— start —

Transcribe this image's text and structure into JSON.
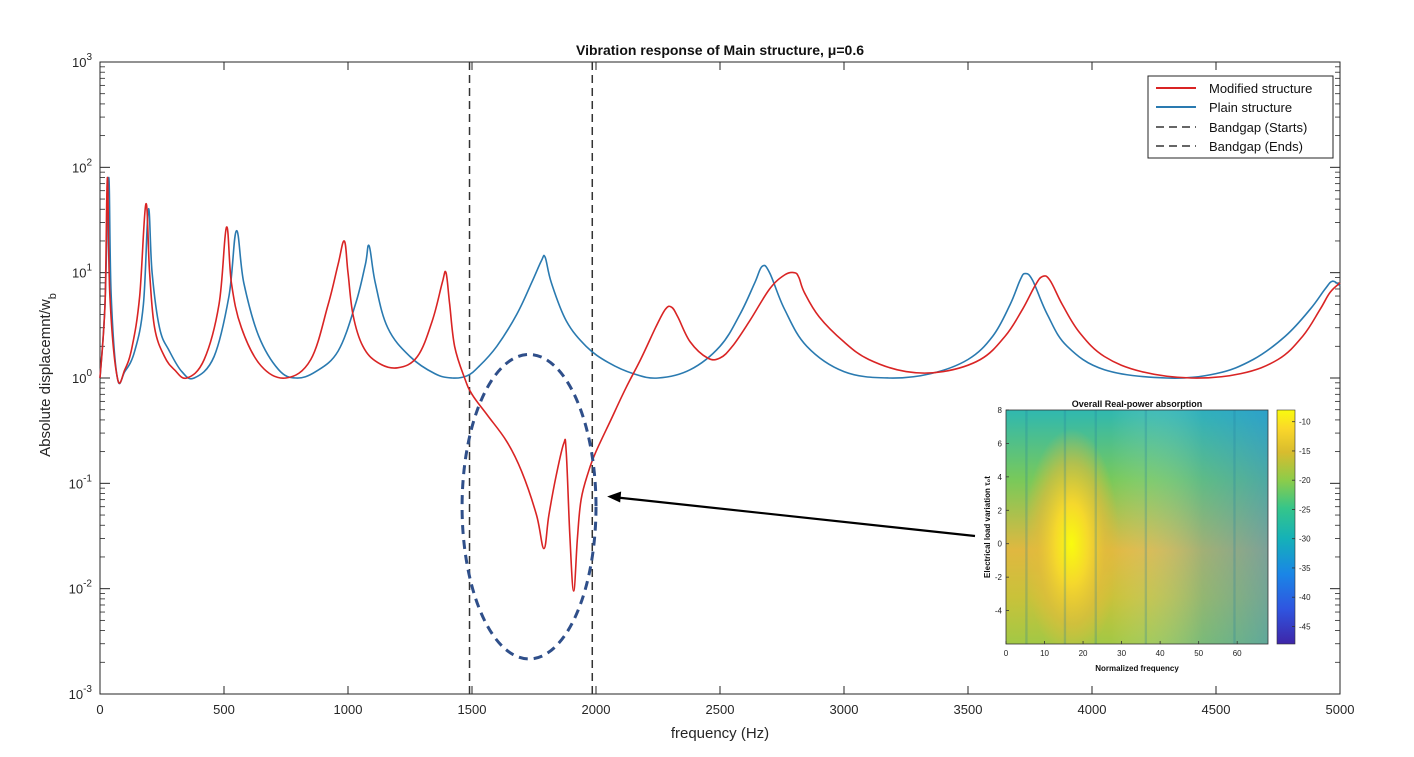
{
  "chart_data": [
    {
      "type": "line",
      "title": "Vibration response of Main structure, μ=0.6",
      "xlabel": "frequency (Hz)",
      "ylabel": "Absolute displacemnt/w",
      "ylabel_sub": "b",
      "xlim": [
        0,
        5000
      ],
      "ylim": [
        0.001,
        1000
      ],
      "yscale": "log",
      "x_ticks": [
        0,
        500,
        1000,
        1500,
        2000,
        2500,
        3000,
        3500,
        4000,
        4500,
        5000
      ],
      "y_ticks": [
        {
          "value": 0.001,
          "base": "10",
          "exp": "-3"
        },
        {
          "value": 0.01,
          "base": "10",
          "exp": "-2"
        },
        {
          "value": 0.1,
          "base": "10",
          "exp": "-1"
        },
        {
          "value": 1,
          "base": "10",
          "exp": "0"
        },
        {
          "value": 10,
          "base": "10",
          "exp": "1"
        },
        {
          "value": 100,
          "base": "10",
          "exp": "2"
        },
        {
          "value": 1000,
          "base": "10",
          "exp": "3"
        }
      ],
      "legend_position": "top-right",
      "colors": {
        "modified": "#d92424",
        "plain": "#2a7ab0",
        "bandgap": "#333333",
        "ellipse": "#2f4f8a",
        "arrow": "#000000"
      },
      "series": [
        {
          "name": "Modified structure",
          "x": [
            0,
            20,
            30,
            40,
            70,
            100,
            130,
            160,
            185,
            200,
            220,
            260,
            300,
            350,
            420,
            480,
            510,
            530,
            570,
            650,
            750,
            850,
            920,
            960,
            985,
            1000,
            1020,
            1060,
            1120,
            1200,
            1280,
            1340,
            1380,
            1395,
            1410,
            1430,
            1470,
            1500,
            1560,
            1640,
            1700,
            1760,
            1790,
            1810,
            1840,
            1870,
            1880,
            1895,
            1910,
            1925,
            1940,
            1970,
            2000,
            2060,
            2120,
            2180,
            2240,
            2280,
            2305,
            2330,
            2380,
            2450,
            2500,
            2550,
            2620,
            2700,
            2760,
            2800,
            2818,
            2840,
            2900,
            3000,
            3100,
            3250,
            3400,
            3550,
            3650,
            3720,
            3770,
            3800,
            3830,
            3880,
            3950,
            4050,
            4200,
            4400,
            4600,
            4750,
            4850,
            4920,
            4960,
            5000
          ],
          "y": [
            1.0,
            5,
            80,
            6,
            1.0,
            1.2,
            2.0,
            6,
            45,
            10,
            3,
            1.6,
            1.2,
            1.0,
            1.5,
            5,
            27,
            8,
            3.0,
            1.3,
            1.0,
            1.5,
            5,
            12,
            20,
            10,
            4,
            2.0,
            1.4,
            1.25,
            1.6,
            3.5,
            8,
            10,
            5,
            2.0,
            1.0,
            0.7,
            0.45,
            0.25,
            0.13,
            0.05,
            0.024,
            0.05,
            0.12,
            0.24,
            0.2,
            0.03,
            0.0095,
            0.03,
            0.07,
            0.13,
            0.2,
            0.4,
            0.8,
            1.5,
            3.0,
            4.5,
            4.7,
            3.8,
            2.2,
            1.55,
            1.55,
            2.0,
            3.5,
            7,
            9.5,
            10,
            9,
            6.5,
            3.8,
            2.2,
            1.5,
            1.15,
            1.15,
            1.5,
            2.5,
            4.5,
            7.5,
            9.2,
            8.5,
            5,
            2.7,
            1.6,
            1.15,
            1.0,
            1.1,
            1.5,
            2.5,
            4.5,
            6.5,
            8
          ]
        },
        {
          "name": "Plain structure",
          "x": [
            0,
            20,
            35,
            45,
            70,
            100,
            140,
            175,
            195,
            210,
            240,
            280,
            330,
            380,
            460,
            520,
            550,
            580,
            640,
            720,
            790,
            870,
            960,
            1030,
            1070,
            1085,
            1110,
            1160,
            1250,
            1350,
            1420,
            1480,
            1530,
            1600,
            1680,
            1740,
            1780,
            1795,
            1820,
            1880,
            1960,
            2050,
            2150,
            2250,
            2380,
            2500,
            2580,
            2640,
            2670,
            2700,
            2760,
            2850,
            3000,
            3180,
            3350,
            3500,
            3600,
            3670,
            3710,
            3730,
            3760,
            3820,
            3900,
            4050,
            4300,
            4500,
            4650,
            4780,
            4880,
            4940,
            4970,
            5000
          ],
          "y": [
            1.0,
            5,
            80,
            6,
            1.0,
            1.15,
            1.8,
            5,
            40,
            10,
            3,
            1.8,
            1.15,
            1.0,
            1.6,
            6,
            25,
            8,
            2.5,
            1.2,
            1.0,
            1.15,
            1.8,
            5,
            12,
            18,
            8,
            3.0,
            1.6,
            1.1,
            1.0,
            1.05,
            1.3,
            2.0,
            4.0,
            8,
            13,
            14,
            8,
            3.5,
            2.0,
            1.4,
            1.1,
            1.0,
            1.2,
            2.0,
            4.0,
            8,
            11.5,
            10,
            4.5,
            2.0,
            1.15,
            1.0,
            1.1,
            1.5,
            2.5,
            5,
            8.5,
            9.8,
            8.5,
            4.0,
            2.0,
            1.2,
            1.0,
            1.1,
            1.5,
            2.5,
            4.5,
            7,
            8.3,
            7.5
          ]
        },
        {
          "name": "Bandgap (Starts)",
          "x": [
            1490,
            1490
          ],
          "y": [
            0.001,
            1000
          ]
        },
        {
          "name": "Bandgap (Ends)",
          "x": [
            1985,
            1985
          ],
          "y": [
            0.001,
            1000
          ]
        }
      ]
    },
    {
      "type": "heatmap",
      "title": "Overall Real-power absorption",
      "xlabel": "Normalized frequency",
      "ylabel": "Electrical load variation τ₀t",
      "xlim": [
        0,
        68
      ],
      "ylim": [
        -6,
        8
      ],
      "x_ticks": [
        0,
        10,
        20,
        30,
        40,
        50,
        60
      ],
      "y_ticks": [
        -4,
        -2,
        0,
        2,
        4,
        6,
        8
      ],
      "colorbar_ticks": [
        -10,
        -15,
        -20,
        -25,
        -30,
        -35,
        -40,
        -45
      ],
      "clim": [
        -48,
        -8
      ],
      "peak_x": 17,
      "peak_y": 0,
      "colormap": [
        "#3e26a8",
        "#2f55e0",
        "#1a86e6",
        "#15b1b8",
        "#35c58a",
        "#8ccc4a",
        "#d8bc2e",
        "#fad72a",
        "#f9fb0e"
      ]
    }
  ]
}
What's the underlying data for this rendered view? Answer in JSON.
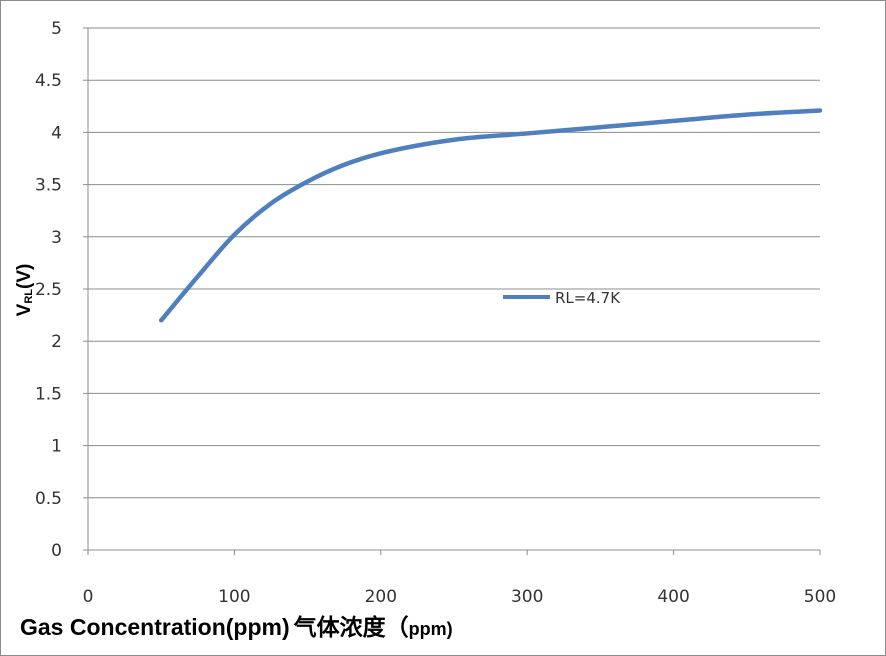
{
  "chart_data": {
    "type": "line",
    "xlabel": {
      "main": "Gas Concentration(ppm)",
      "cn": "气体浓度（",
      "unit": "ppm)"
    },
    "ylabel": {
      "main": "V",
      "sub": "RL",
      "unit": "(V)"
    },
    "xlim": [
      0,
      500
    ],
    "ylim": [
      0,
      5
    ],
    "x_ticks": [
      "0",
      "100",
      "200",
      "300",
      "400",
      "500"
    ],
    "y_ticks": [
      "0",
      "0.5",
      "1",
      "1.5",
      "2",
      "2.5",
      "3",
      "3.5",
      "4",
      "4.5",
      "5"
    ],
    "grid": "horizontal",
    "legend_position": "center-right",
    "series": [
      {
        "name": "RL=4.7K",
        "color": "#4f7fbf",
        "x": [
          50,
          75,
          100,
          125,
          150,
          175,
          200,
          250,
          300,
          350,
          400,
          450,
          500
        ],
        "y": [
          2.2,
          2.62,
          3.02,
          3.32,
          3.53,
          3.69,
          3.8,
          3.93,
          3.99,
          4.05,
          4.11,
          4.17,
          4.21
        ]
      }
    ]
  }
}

— end —

§ **Exercise**: Every record must be copied exactly, with the pictures left out.

§ **Answer for this exercise**:
Transcribe this image's text and structure into JSON.
{
  "chart_data": [
    {
      "type": "line",
      "title": "Vibration response of Main structure, μ=0.6",
      "xlabel": "frequency (Hz)",
      "ylabel": "Absolute displacemnt/w",
      "ylabel_sub": "b",
      "xlim": [
        0,
        5000
      ],
      "ylim": [
        0.001,
        1000
      ],
      "yscale": "log",
      "x_ticks": [
        0,
        500,
        1000,
        1500,
        2000,
        2500,
        3000,
        3500,
        4000,
        4500,
        5000
      ],
      "y_ticks": [
        {
          "value": 0.001,
          "base": "10",
          "exp": "-3"
        },
        {
          "value": 0.01,
          "base": "10",
          "exp": "-2"
        },
        {
          "value": 0.1,
          "base": "10",
          "exp": "-1"
        },
        {
          "value": 1,
          "base": "10",
          "exp": "0"
        },
        {
          "value": 10,
          "base": "10",
          "exp": "1"
        },
        {
          "value": 100,
          "base": "10",
          "exp": "2"
        },
        {
          "value": 1000,
          "base": "10",
          "exp": "3"
        }
      ],
      "legend_position": "top-right",
      "colors": {
        "modified": "#d92424",
        "plain": "#2a7ab0",
        "bandgap": "#333333",
        "ellipse": "#2f4f8a",
        "arrow": "#000000"
      },
      "series": [
        {
          "name": "Modified structure",
          "x": [
            0,
            20,
            30,
            40,
            70,
            100,
            130,
            160,
            185,
            200,
            220,
            260,
            300,
            350,
            420,
            480,
            510,
            530,
            570,
            650,
            750,
            850,
            920,
            960,
            985,
            1000,
            1020,
            1060,
            1120,
            1200,
            1280,
            1340,
            1380,
            1395,
            1410,
            1430,
            1470,
            1500,
            1560,
            1640,
            1700,
            1760,
            1790,
            1810,
            1840,
            1870,
            1880,
            1895,
            1910,
            1925,
            1940,
            1970,
            2000,
            2060,
            2120,
            2180,
            2240,
            2280,
            2305,
            2330,
            2380,
            2450,
            2500,
            2550,
            2620,
            2700,
            2760,
            2800,
            2818,
            2840,
            2900,
            3000,
            3100,
            3250,
            3400,
            3550,
            3650,
            3720,
            3770,
            3800,
            3830,
            3880,
            3950,
            4050,
            4200,
            4400,
            4600,
            4750,
            4850,
            4920,
            4960,
            5000
          ],
          "y": [
            1.0,
            5,
            80,
            6,
            1.0,
            1.2,
            2.0,
            6,
            45,
            10,
            3,
            1.6,
            1.2,
            1.0,
            1.5,
            5,
            27,
            8,
            3.0,
            1.3,
            1.0,
            1.5,
            5,
            12,
            20,
            10,
            4,
            2.0,
            1.4,
            1.25,
            1.6,
            3.5,
            8,
            10,
            5,
            2.0,
            1.0,
            0.7,
            0.45,
            0.25,
            0.13,
            0.05,
            0.024,
            0.05,
            0.12,
            0.24,
            0.2,
            0.03,
            0.0095,
            0.03,
            0.07,
            0.13,
            0.2,
            0.4,
            0.8,
            1.5,
            3.0,
            4.5,
            4.7,
            3.8,
            2.2,
            1.55,
            1.55,
            2.0,
            3.5,
            7,
            9.5,
            10,
            9,
            6.5,
            3.8,
            2.2,
            1.5,
            1.15,
            1.15,
            1.5,
            2.5,
            4.5,
            7.5,
            9.2,
            8.5,
            5,
            2.7,
            1.6,
            1.15,
            1.0,
            1.1,
            1.5,
            2.5,
            4.5,
            6.5,
            8
          ]
        },
        {
          "name": "Plain structure",
          "x": [
            0,
            20,
            35,
            45,
            70,
            100,
            140,
            175,
            195,
            210,
            240,
            280,
            330,
            380,
            460,
            520,
            550,
            580,
            640,
            720,
            790,
            870,
            960,
            1030,
            1070,
            1085,
            1110,
            1160,
            1250,
            1350,
            1420,
            1480,
            1530,
            1600,
            1680,
            1740,
            1780,
            1795,
            1820,
            1880,
            1960,
            2050,
            2150,
            2250,
            2380,
            2500,
            2580,
            2640,
            2670,
            2700,
            2760,
            2850,
            3000,
            3180,
            3350,
            3500,
            3600,
            3670,
            3710,
            3730,
            3760,
            3820,
            3900,
            4050,
            4300,
            4500,
            4650,
            4780,
            4880,
            4940,
            4970,
            5000
          ],
          "y": [
            1.0,
            5,
            80,
            6,
            1.0,
            1.15,
            1.8,
            5,
            40,
            10,
            3,
            1.8,
            1.15,
            1.0,
            1.6,
            6,
            25,
            8,
            2.5,
            1.2,
            1.0,
            1.15,
            1.8,
            5,
            12,
            18,
            8,
            3.0,
            1.6,
            1.1,
            1.0,
            1.05,
            1.3,
            2.0,
            4.0,
            8,
            13,
            14,
            8,
            3.5,
            2.0,
            1.4,
            1.1,
            1.0,
            1.2,
            2.0,
            4.0,
            8,
            11.5,
            10,
            4.5,
            2.0,
            1.15,
            1.0,
            1.1,
            1.5,
            2.5,
            5,
            8.5,
            9.8,
            8.5,
            4.0,
            2.0,
            1.2,
            1.0,
            1.1,
            1.5,
            2.5,
            4.5,
            7,
            8.3,
            7.5
          ]
        },
        {
          "name": "Bandgap (Starts)",
          "x": [
            1490,
            1490
          ],
          "y": [
            0.001,
            1000
          ]
        },
        {
          "name": "Bandgap (Ends)",
          "x": [
            1985,
            1985
          ],
          "y": [
            0.001,
            1000
          ]
        }
      ]
    },
    {
      "type": "heatmap",
      "title": "Overall Real-power absorption",
      "xlabel": "Normalized frequency",
      "ylabel": "Electrical load variation τ₀t",
      "xlim": [
        0,
        68
      ],
      "ylim": [
        -6,
        8
      ],
      "x_ticks": [
        0,
        10,
        20,
        30,
        40,
        50,
        60
      ],
      "y_ticks": [
        -4,
        -2,
        0,
        2,
        4,
        6,
        8
      ],
      "colorbar_ticks": [
        -10,
        -15,
        -20,
        -25,
        -30,
        -35,
        -40,
        -45
      ],
      "clim": [
        -48,
        -8
      ],
      "peak_x": 17,
      "peak_y": 0,
      "colormap": [
        "#3e26a8",
        "#2f55e0",
        "#1a86e6",
        "#15b1b8",
        "#35c58a",
        "#8ccc4a",
        "#d8bc2e",
        "#fad72a",
        "#f9fb0e"
      ]
    }
  ]
}
What's the underlying data for this rendered view? Answer in JSON.
{
  "chart_data": {
    "type": "line",
    "xlabel": {
      "main": "Gas Concentration(ppm)",
      "cn": "气体浓度（",
      "unit": "ppm)"
    },
    "ylabel": {
      "main": "V",
      "sub": "RL",
      "unit": "(V)"
    },
    "xlim": [
      0,
      500
    ],
    "ylim": [
      0,
      5
    ],
    "x_ticks": [
      "0",
      "100",
      "200",
      "300",
      "400",
      "500"
    ],
    "y_ticks": [
      "0",
      "0.5",
      "1",
      "1.5",
      "2",
      "2.5",
      "3",
      "3.5",
      "4",
      "4.5",
      "5"
    ],
    "grid": "horizontal",
    "legend_position": "center-right",
    "series": [
      {
        "name": "RL=4.7K",
        "color": "#4f7fbf",
        "x": [
          50,
          75,
          100,
          125,
          150,
          175,
          200,
          250,
          300,
          350,
          400,
          450,
          500
        ],
        "y": [
          2.2,
          2.62,
          3.02,
          3.32,
          3.53,
          3.69,
          3.8,
          3.93,
          3.99,
          4.05,
          4.11,
          4.17,
          4.21
        ]
      }
    ]
  }
}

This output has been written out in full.